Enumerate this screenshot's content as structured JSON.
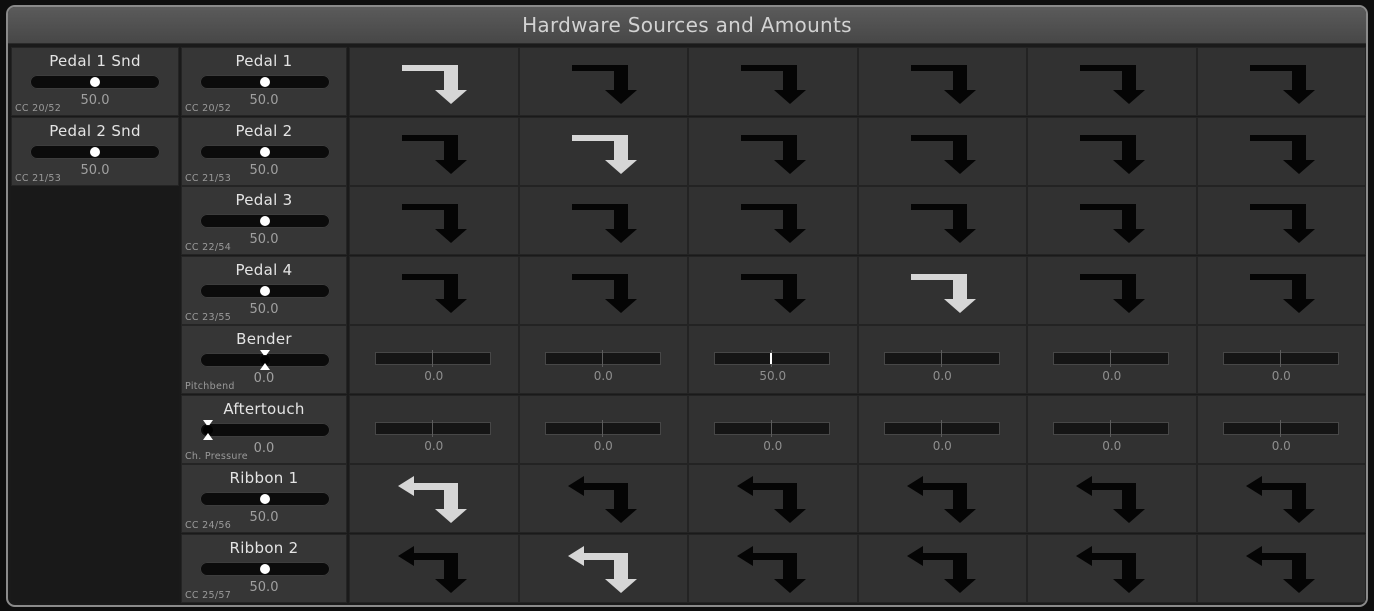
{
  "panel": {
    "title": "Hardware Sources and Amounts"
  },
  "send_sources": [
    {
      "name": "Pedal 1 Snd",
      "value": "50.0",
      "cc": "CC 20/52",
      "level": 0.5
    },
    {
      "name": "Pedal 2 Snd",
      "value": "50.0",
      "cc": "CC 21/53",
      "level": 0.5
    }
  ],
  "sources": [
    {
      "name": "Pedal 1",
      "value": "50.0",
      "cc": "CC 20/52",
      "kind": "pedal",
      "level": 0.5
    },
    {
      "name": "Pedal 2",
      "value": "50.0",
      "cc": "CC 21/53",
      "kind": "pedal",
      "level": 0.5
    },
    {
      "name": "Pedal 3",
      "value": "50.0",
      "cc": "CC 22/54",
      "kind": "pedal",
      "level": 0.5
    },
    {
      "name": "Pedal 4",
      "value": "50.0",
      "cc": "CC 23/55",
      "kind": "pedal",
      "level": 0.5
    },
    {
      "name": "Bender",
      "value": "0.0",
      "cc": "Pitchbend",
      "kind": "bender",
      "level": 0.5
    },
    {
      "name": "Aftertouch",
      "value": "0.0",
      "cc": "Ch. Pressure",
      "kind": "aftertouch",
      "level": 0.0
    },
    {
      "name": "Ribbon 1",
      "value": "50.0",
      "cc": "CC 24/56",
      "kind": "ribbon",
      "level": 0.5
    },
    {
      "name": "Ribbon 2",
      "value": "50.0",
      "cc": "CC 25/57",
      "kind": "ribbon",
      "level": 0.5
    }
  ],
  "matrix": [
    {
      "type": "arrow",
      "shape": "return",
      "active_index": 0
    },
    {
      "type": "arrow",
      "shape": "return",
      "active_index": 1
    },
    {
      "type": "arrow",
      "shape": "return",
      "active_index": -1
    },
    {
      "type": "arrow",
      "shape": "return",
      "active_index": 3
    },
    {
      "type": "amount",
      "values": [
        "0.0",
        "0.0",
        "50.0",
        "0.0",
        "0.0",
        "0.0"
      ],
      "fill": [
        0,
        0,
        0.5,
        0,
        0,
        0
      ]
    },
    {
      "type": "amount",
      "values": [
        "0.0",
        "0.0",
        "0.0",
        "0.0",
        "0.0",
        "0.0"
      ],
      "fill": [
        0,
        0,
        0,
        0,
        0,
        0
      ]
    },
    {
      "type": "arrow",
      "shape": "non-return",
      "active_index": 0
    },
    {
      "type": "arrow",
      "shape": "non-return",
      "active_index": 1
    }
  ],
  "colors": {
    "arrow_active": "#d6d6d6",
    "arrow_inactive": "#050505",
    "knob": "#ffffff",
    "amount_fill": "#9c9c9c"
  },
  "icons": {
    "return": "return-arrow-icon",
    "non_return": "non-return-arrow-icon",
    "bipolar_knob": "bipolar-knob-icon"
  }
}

_Task_
Take the entries shown above and quote them verbatim, passing over the pictures.

_Reply to the task_
Enumerate this screenshot's content as structured JSON.
{
  "panel": {
    "title": "Hardware Sources and Amounts"
  },
  "send_sources": [
    {
      "name": "Pedal 1 Snd",
      "value": "50.0",
      "cc": "CC 20/52",
      "level": 0.5
    },
    {
      "name": "Pedal 2 Snd",
      "value": "50.0",
      "cc": "CC 21/53",
      "level": 0.5
    }
  ],
  "sources": [
    {
      "name": "Pedal 1",
      "value": "50.0",
      "cc": "CC 20/52",
      "kind": "pedal",
      "level": 0.5
    },
    {
      "name": "Pedal 2",
      "value": "50.0",
      "cc": "CC 21/53",
      "kind": "pedal",
      "level": 0.5
    },
    {
      "name": "Pedal 3",
      "value": "50.0",
      "cc": "CC 22/54",
      "kind": "pedal",
      "level": 0.5
    },
    {
      "name": "Pedal 4",
      "value": "50.0",
      "cc": "CC 23/55",
      "kind": "pedal",
      "level": 0.5
    },
    {
      "name": "Bender",
      "value": "0.0",
      "cc": "Pitchbend",
      "kind": "bender",
      "level": 0.5
    },
    {
      "name": "Aftertouch",
      "value": "0.0",
      "cc": "Ch. Pressure",
      "kind": "aftertouch",
      "level": 0.0
    },
    {
      "name": "Ribbon 1",
      "value": "50.0",
      "cc": "CC 24/56",
      "kind": "ribbon",
      "level": 0.5
    },
    {
      "name": "Ribbon 2",
      "value": "50.0",
      "cc": "CC 25/57",
      "kind": "ribbon",
      "level": 0.5
    }
  ],
  "matrix": [
    {
      "type": "arrow",
      "shape": "return",
      "active_index": 0
    },
    {
      "type": "arrow",
      "shape": "return",
      "active_index": 1
    },
    {
      "type": "arrow",
      "shape": "return",
      "active_index": -1
    },
    {
      "type": "arrow",
      "shape": "return",
      "active_index": 3
    },
    {
      "type": "amount",
      "values": [
        "0.0",
        "0.0",
        "50.0",
        "0.0",
        "0.0",
        "0.0"
      ],
      "fill": [
        0,
        0,
        0.5,
        0,
        0,
        0
      ]
    },
    {
      "type": "amount",
      "values": [
        "0.0",
        "0.0",
        "0.0",
        "0.0",
        "0.0",
        "0.0"
      ],
      "fill": [
        0,
        0,
        0,
        0,
        0,
        0
      ]
    },
    {
      "type": "arrow",
      "shape": "non-return",
      "active_index": 0
    },
    {
      "type": "arrow",
      "shape": "non-return",
      "active_index": 1
    }
  ],
  "colors": {
    "arrow_active": "#d6d6d6",
    "arrow_inactive": "#050505",
    "knob": "#ffffff",
    "amount_fill": "#9c9c9c"
  },
  "icons": {
    "return": "return-arrow-icon",
    "non_return": "non-return-arrow-icon",
    "bipolar_knob": "bipolar-knob-icon"
  }
}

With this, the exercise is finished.